## begin Data for processing
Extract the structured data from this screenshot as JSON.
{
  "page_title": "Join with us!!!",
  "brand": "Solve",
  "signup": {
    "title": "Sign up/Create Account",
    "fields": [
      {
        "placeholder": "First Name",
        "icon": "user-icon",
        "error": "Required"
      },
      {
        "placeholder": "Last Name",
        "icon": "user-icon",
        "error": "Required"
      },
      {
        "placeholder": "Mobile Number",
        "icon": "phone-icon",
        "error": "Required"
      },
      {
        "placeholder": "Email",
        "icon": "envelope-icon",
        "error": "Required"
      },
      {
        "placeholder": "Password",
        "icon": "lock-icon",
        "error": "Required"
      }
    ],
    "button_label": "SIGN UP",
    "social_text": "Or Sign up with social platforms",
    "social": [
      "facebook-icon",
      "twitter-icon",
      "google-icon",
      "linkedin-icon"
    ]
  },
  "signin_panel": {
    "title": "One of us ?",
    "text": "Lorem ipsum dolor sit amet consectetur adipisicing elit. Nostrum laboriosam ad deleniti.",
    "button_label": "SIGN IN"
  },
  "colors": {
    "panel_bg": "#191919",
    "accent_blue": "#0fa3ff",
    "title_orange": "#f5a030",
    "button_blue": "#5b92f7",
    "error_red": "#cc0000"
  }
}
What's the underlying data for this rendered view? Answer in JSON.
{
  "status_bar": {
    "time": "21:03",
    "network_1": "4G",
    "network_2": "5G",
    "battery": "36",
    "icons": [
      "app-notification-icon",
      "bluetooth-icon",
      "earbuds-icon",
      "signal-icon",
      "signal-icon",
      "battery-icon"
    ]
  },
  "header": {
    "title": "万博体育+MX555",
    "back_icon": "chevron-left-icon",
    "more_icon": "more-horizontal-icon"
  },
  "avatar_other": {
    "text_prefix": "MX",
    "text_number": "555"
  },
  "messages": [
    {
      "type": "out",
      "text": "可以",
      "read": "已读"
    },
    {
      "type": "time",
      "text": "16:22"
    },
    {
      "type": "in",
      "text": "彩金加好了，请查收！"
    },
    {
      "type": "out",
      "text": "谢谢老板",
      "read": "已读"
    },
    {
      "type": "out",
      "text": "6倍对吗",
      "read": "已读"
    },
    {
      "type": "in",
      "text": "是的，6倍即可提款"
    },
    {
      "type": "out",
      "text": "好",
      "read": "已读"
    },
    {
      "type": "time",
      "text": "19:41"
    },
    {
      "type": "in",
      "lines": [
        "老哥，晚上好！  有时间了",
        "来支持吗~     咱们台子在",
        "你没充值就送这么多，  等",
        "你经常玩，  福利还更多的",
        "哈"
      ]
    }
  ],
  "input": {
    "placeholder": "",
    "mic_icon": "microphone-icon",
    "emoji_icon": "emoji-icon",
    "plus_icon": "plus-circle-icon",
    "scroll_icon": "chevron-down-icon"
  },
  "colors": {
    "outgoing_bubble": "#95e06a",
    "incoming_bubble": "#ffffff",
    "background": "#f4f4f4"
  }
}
## end Data for processing
*Job:* Quote the data above in full, changing nothing.

*Final result:*
Extract the structured data from this screenshot as JSON.
{
  "page_title": "Join with us!!!",
  "brand": "Solve",
  "signup": {
    "title": "Sign up/Create Account",
    "fields": [
      {
        "placeholder": "First Name",
        "icon": "user-icon",
        "error": "Required"
      },
      {
        "placeholder": "Last Name",
        "icon": "user-icon",
        "error": "Required"
      },
      {
        "placeholder": "Mobile Number",
        "icon": "phone-icon",
        "error": "Required"
      },
      {
        "placeholder": "Email",
        "icon": "envelope-icon",
        "error": "Required"
      },
      {
        "placeholder": "Password",
        "icon": "lock-icon",
        "error": "Required"
      }
    ],
    "button_label": "SIGN UP",
    "social_text": "Or Sign up with social platforms",
    "social": [
      "facebook-icon",
      "twitter-icon",
      "google-icon",
      "linkedin-icon"
    ]
  },
  "signin_panel": {
    "title": "One of us ?",
    "text": "Lorem ipsum dolor sit amet consectetur adipisicing elit. Nostrum laboriosam ad deleniti.",
    "button_label": "SIGN IN"
  },
  "colors": {
    "panel_bg": "#191919",
    "accent_blue": "#0fa3ff",
    "title_orange": "#f5a030",
    "button_blue": "#5b92f7",
    "error_red": "#cc0000"
  }
}
What's the underlying data for this rendered view? Answer in JSON.
{
  "status_bar": {
    "time": "21:03",
    "network_1": "4G",
    "network_2": "5G",
    "battery": "36",
    "icons": [
      "app-notification-icon",
      "bluetooth-icon",
      "earbuds-icon",
      "signal-icon",
      "signal-icon",
      "battery-icon"
    ]
  },
  "header": {
    "title": "万博体育+MX555",
    "back_icon": "chevron-left-icon",
    "more_icon": "more-horizontal-icon"
  },
  "avatar_other": {
    "text_prefix": "MX",
    "text_number": "555"
  },
  "messages": [
    {
      "type": "out",
      "text": "可以",
      "read": "已读"
    },
    {
      "type": "time",
      "text": "16:22"
    },
    {
      "type": "in",
      "text": "彩金加好了，请查收！"
    },
    {
      "type": "out",
      "text": "谢谢老板",
      "read": "已读"
    },
    {
      "type": "out",
      "text": "6倍对吗",
      "read": "已读"
    },
    {
      "type": "in",
      "text": "是的，6倍即可提款"
    },
    {
      "type": "out",
      "text": "好",
      "read": "已读"
    },
    {
      "type": "time",
      "text": "19:41"
    },
    {
      "type": "in",
      "lines": [
        "老哥，晚上好！  有时间了",
        "来支持吗~     咱们台子在",
        "你没充值就送这么多，  等",
        "你经常玩，  福利还更多的",
        "哈"
      ]
    }
  ],
  "input": {
    "placeholder": "",
    "mic_icon": "microphone-icon",
    "emoji_icon": "emoji-icon",
    "plus_icon": "plus-circle-icon",
    "scroll_icon": "chevron-down-icon"
  },
  "colors": {
    "outgoing_bubble": "#95e06a",
    "incoming_bubble": "#ffffff",
    "background": "#f4f4f4"
  }
}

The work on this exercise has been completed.